Records contained in a dataset:
^^^^
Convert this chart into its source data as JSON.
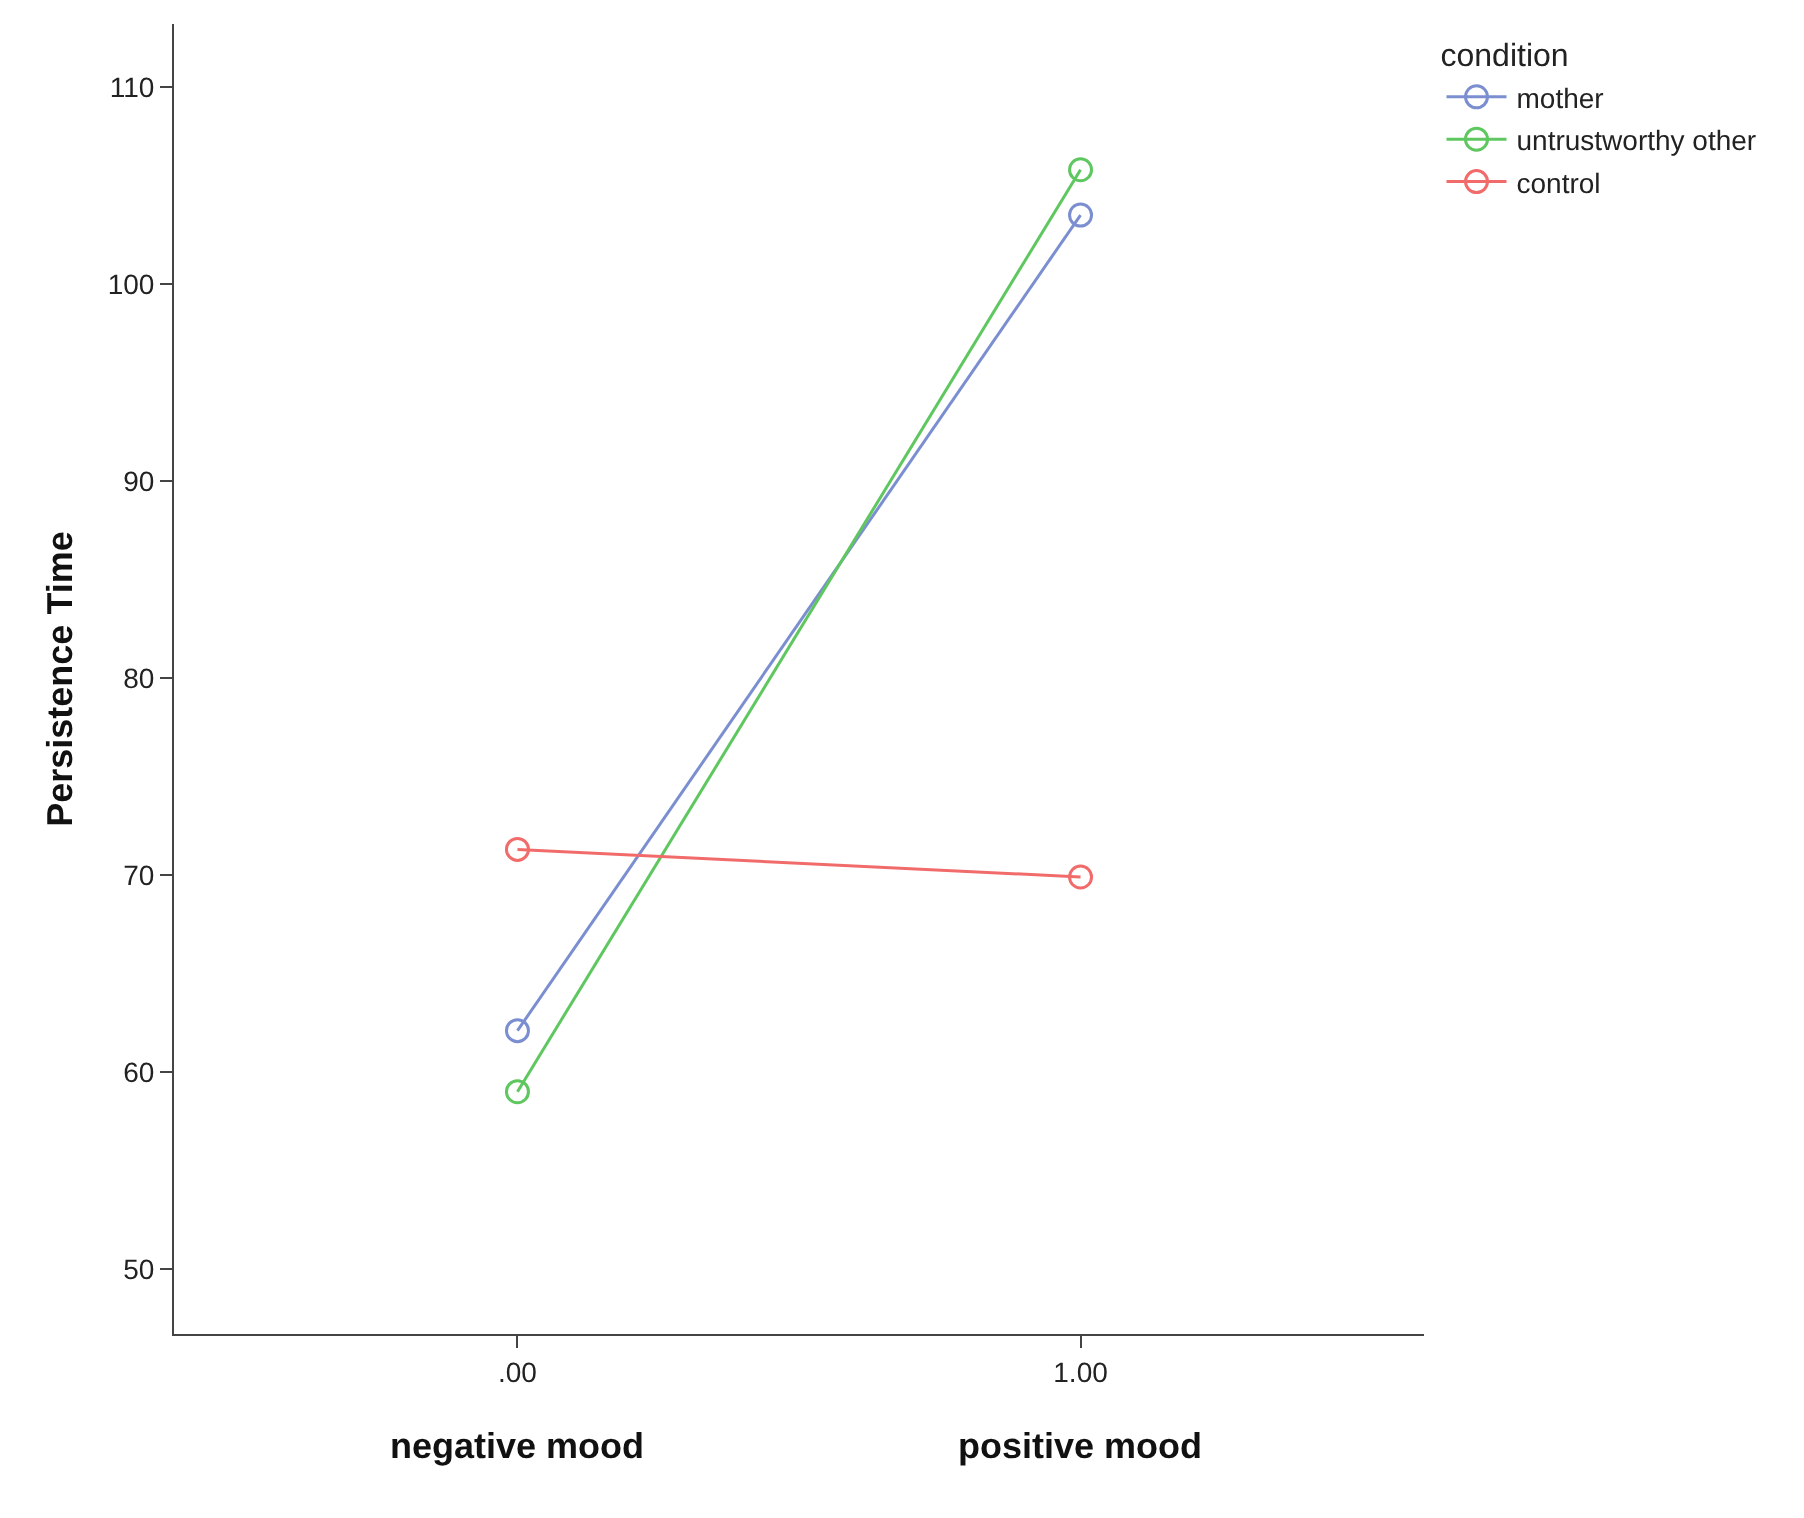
{
  "chart_data": {
    "type": "line",
    "ylabel": "Persistence Time",
    "legend_title": "condition",
    "x": [
      0,
      1
    ],
    "xlim": [
      -0.61,
      1.61
    ],
    "xticks": [
      {
        "value": 0,
        "label": ".00"
      },
      {
        "value": 1,
        "label": "1.00"
      }
    ],
    "ylim": [
      46.7,
      113.2
    ],
    "yticks": [
      50,
      60,
      70,
      80,
      90,
      100,
      110
    ],
    "series": [
      {
        "name": "mother",
        "color": "#7b8fd0",
        "values": [
          62.1,
          103.5
        ]
      },
      {
        "name": "untrustworthy other",
        "color": "#5fc75f",
        "values": [
          59.0,
          105.8
        ]
      },
      {
        "name": "control",
        "color": "#f26b6b",
        "values": [
          71.3,
          69.9
        ]
      }
    ],
    "annotations": [
      "negative mood",
      "positive mood"
    ],
    "marker": "circle",
    "grid": false,
    "legend": "top right"
  }
}
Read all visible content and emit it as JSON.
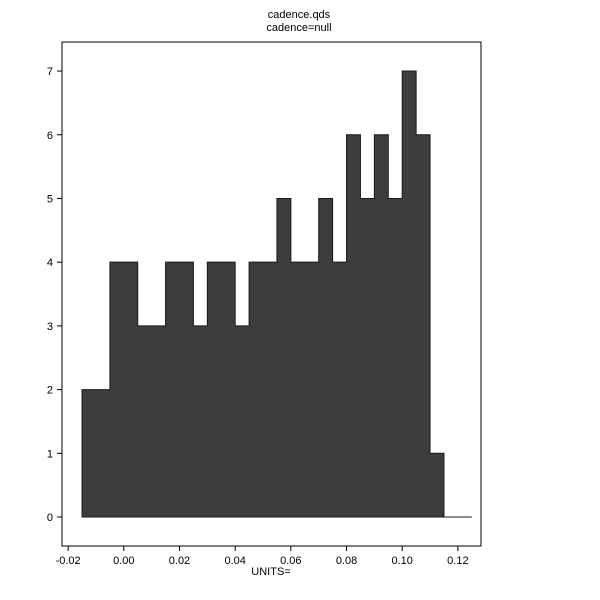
{
  "title": "cadence.qds",
  "subtitle": "cadence=null",
  "x_axis_label": "UNITS=",
  "chart_data": {
    "type": "bar",
    "chart_kind": "histogram",
    "title": "cadence.qds",
    "subtitle": "cadence=null",
    "xlabel": "UNITS=",
    "ylabel": "",
    "grid": false,
    "legend": "none",
    "bar_color": "#3d3d3d",
    "bar_edge_color": "#1a1a1a",
    "axis_color": "#000000",
    "background": "#ffffff",
    "bins": {
      "start": -0.015,
      "width": 0.005
    },
    "counts": [
      2,
      2,
      4,
      4,
      3,
      3,
      4,
      4,
      3,
      4,
      4,
      3,
      4,
      4,
      5,
      4,
      4,
      5,
      4,
      6,
      5,
      6,
      5,
      7,
      6,
      1,
      0,
      0
    ],
    "x_ticks": {
      "values": [
        -0.02,
        0.0,
        0.02,
        0.04,
        0.06,
        0.08,
        0.1,
        0.12
      ],
      "labels": [
        "-0.02",
        "0.00",
        "0.02",
        "0.04",
        "0.06",
        "0.08",
        "0.10",
        "0.12"
      ]
    },
    "y_ticks": {
      "values": [
        0,
        1,
        2,
        3,
        4,
        5,
        6,
        7
      ],
      "labels": [
        "0",
        "1",
        "2",
        "3",
        "4",
        "5",
        "6",
        "7"
      ]
    },
    "xlim": [
      -0.0222,
      0.1283
    ],
    "ylim": [
      -0.455,
      7.456
    ]
  }
}
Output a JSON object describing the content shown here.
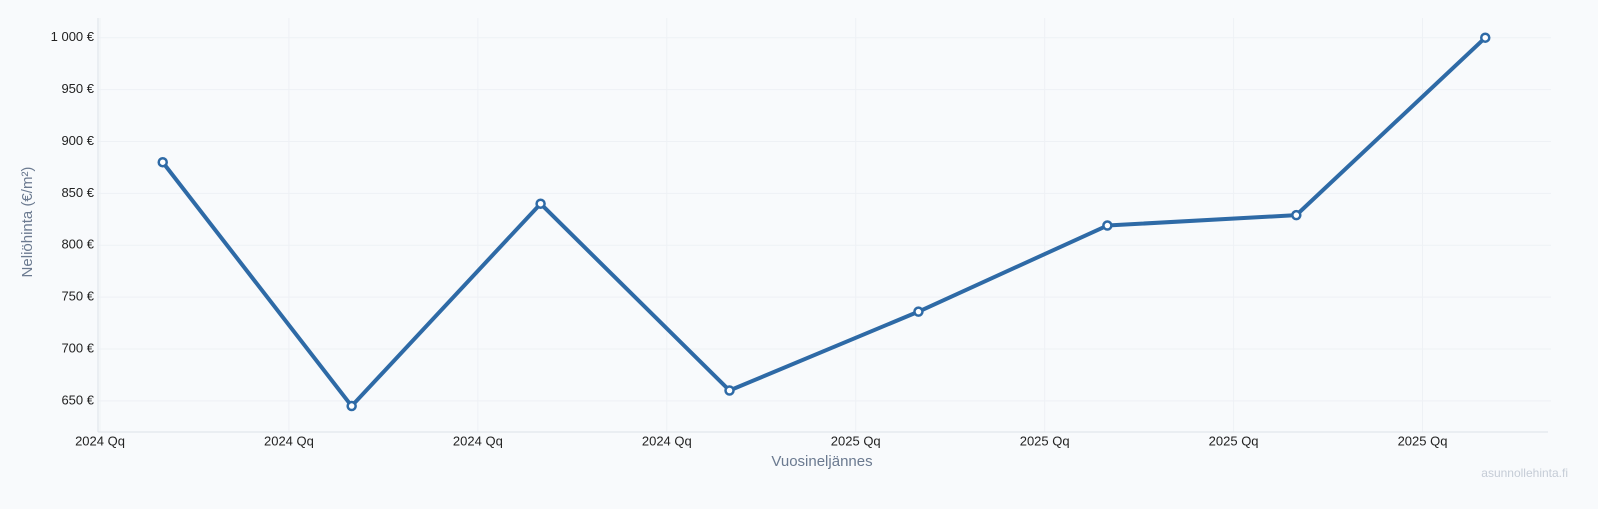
{
  "chart_data": {
    "type": "line",
    "x": [
      2024.083,
      2024.333,
      2024.583,
      2024.833,
      2025.083,
      2025.333,
      2025.583,
      2025.833
    ],
    "series": [
      {
        "name": "Neliöhinta",
        "color": "#2e6aa6",
        "values": [
          880,
          645,
          840,
          660,
          736,
          819,
          829,
          1000
        ]
      }
    ],
    "xlim": [
      2024,
      2025.92
    ],
    "xticks": [
      {
        "value": 2024,
        "label": "2024 Qq"
      },
      {
        "value": 2024.25,
        "label": "2024 Qq"
      },
      {
        "value": 2024.5,
        "label": "2024 Qq"
      },
      {
        "value": 2024.75,
        "label": "2024 Qq"
      },
      {
        "value": 2025,
        "label": "2025 Qq"
      },
      {
        "value": 2025.25,
        "label": "2025 Qq"
      },
      {
        "value": 2025.5,
        "label": "2025 Qq"
      },
      {
        "value": 2025.75,
        "label": "2025 Qq"
      }
    ],
    "ylim": [
      620,
      1019
    ],
    "yticks": [
      {
        "value": 650,
        "label": "650 €"
      },
      {
        "value": 700,
        "label": "700 €"
      },
      {
        "value": 750,
        "label": "750 €"
      },
      {
        "value": 800,
        "label": "800 €"
      },
      {
        "value": 850,
        "label": "850 €"
      },
      {
        "value": 900,
        "label": "900 €"
      },
      {
        "value": 950,
        "label": "950 €"
      },
      {
        "value": 1000,
        "label": "1 000 €"
      }
    ],
    "ylabel": "Neliöhinta (€/m²)",
    "xlabel": "Vuosineljännes",
    "watermark": "asunnollehinta.fi",
    "grid": true
  }
}
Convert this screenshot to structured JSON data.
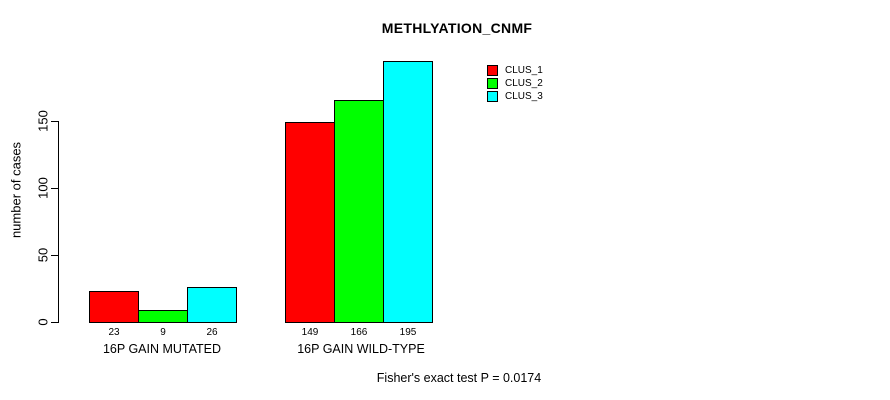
{
  "chart_data": {
    "type": "bar",
    "title": "METHLYATION_CNMF",
    "xlabel": "",
    "ylabel": "number of cases",
    "categories": [
      "16P GAIN MUTATED",
      "16P GAIN WILD-TYPE"
    ],
    "series": [
      {
        "name": "CLUS_1",
        "color": "#ff0000",
        "values": [
          23,
          149
        ]
      },
      {
        "name": "CLUS_2",
        "color": "#00ff00",
        "values": [
          9,
          166
        ]
      },
      {
        "name": "CLUS_3",
        "color": "#00ffff",
        "values": [
          26,
          195
        ]
      }
    ],
    "y_ticks": [
      0,
      50,
      100,
      150
    ],
    "ylim": [
      0,
      199
    ],
    "grid": false,
    "legend_position": "top-right",
    "bar_value_labels_shown": true,
    "annotation": "Fisher's exact test P = 0.0174",
    "axis_color": "#000000",
    "background_color": "#ffffff"
  }
}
^^^^
• _INSTRUCTIONS TO FOLLOW_
Return, unchanged, the lines from the one containing "Convert this screenshot" down to the end of the entries above, inclusive. Images are left out.

• _SOLVED PROBLEM_
Convert this screenshot to structured JSON data.
{
  "chart_data": {
    "type": "bar",
    "title": "METHLYATION_CNMF",
    "xlabel": "",
    "ylabel": "number of cases",
    "categories": [
      "16P GAIN MUTATED",
      "16P GAIN WILD-TYPE"
    ],
    "series": [
      {
        "name": "CLUS_1",
        "color": "#ff0000",
        "values": [
          23,
          149
        ]
      },
      {
        "name": "CLUS_2",
        "color": "#00ff00",
        "values": [
          9,
          166
        ]
      },
      {
        "name": "CLUS_3",
        "color": "#00ffff",
        "values": [
          26,
          195
        ]
      }
    ],
    "y_ticks": [
      0,
      50,
      100,
      150
    ],
    "ylim": [
      0,
      199
    ],
    "grid": false,
    "legend_position": "top-right",
    "bar_value_labels_shown": true,
    "annotation": "Fisher's exact test P = 0.0174",
    "axis_color": "#000000",
    "background_color": "#ffffff"
  }
}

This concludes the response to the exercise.